(Kutipan Halaman)
===============

Akan tetapi, lemahnya regulasi dan penyediaan sistem insentif fiskal untuk mendorong industri hilir menjadi penyebab lambannya pembangunan di subsektor ini.
Paradigma ekonomi sirkular menunjukkan peluang untuk meningkatkan keekonomian usaha berbasis karet alam ini dengan pendekatan end of life tire management (Dewan Karet Indonesia, 2023).
Pada prinsipnya, pemanfaatan ban-ban bekas yang biasa menimbulkan masalah lingkungan dikonversi menjadi produk-produk samping bernilai ekonomi, seperti carbon black, minyak bakar, gas sintetis, serta baja dan abu, dengan teknologi termolisis/pirolisis.
Selain itu, dengan tersedianya teknologi transesterifikasi menggunakan metanol, minyak biji karet dapat dikonversi menjadi biodiesel. Adapun lateks dapat dikonversi menjadi bensin bio-hidrokarbon dengan proses perengkahan katalitik (Soeriawijaja, 2023).
Dengan demikian, ketergantungan bahan baku kedua produk tersebut saat ini pada kelapa sawit dapat dikurangi. Produk minyak sawit juga dapat lebih fokus untuk mendukung industri pangan.

===============

(Data Terekam)
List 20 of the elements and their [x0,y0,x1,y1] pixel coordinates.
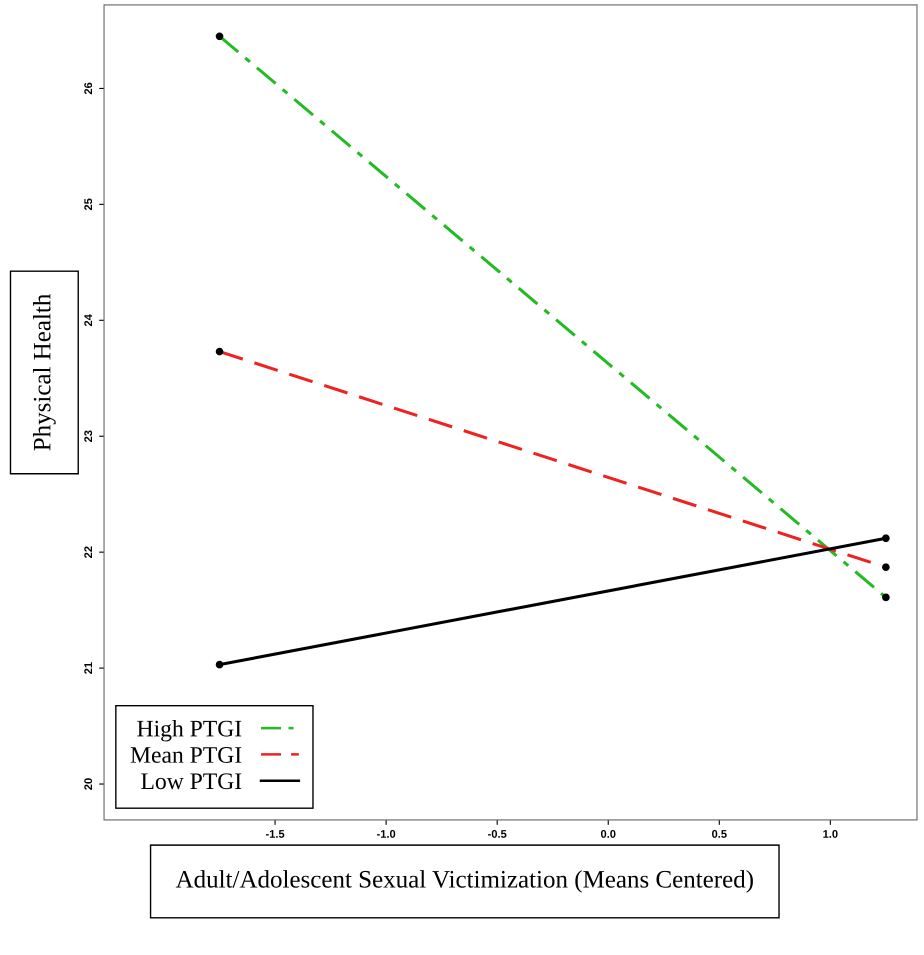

===============

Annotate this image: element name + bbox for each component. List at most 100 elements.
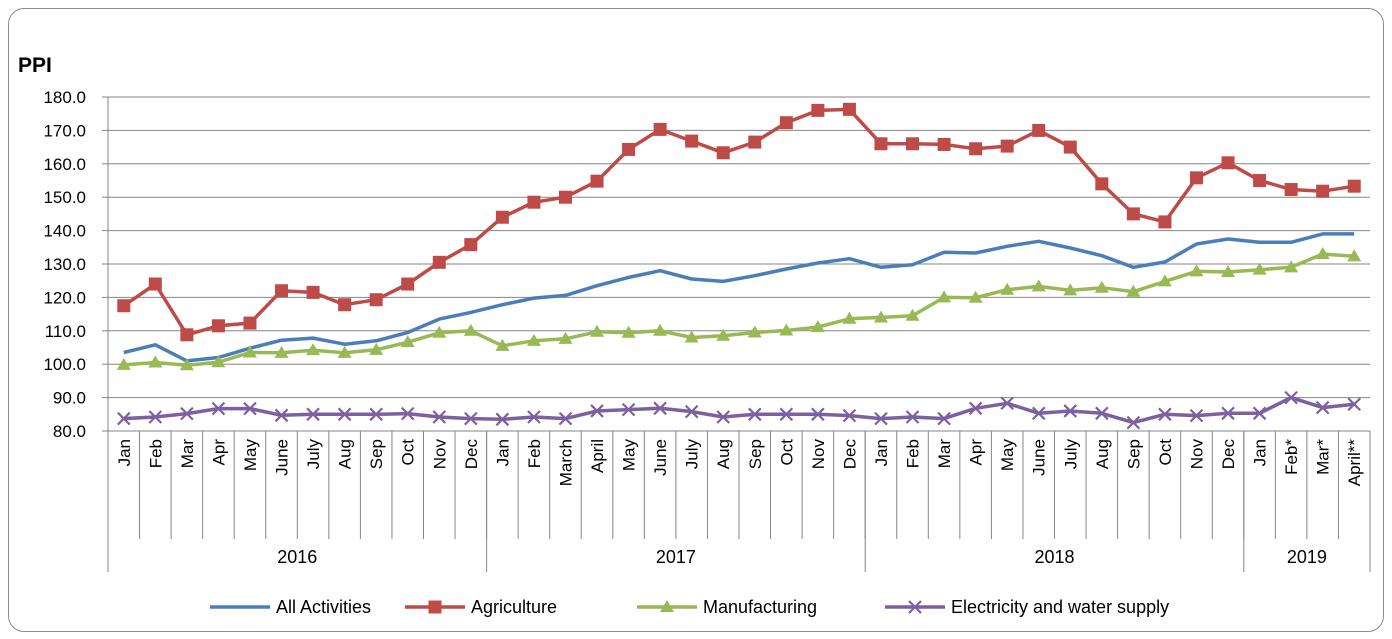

===============

(Daftar Tugas)
A) Salin bagian kutipan halaman dari "Pada prinsipnya, pemanfaatan" sampai "dengan teknologi termolisis/pirolisis.".
B) Tolong ubah paragraf kutipan halaman yang diawali "Selain itu, dengan tersedianya" menjadi daftar poin singkat dengan fakta utamanya.
Kerjakan hanya berdasarkan kutipan halaman.

(Jawaban Berurutan)
A)
Pada prinsipnya, pemanfaatan ban-ban bekas yang biasa menimbulkan masalah lingkungan dikonversi menjadi produk-produk samping bernilai ekonomi, seperti carbon black, minyak bakar, gas sintetis, serta baja dan abu, dengan teknologi termolisis/pirolisis.

B)
- Minyak biji karet dapat dikonversi menjadi biodiesel dengan teknologi transesterifikasi menggunakan metanol.
- Lateks dapat dikonversi menjadi bensin bio-hidrokarbon melalui proses perengkahan katalitik.
- Sumber: Soeriawijaja, 2023.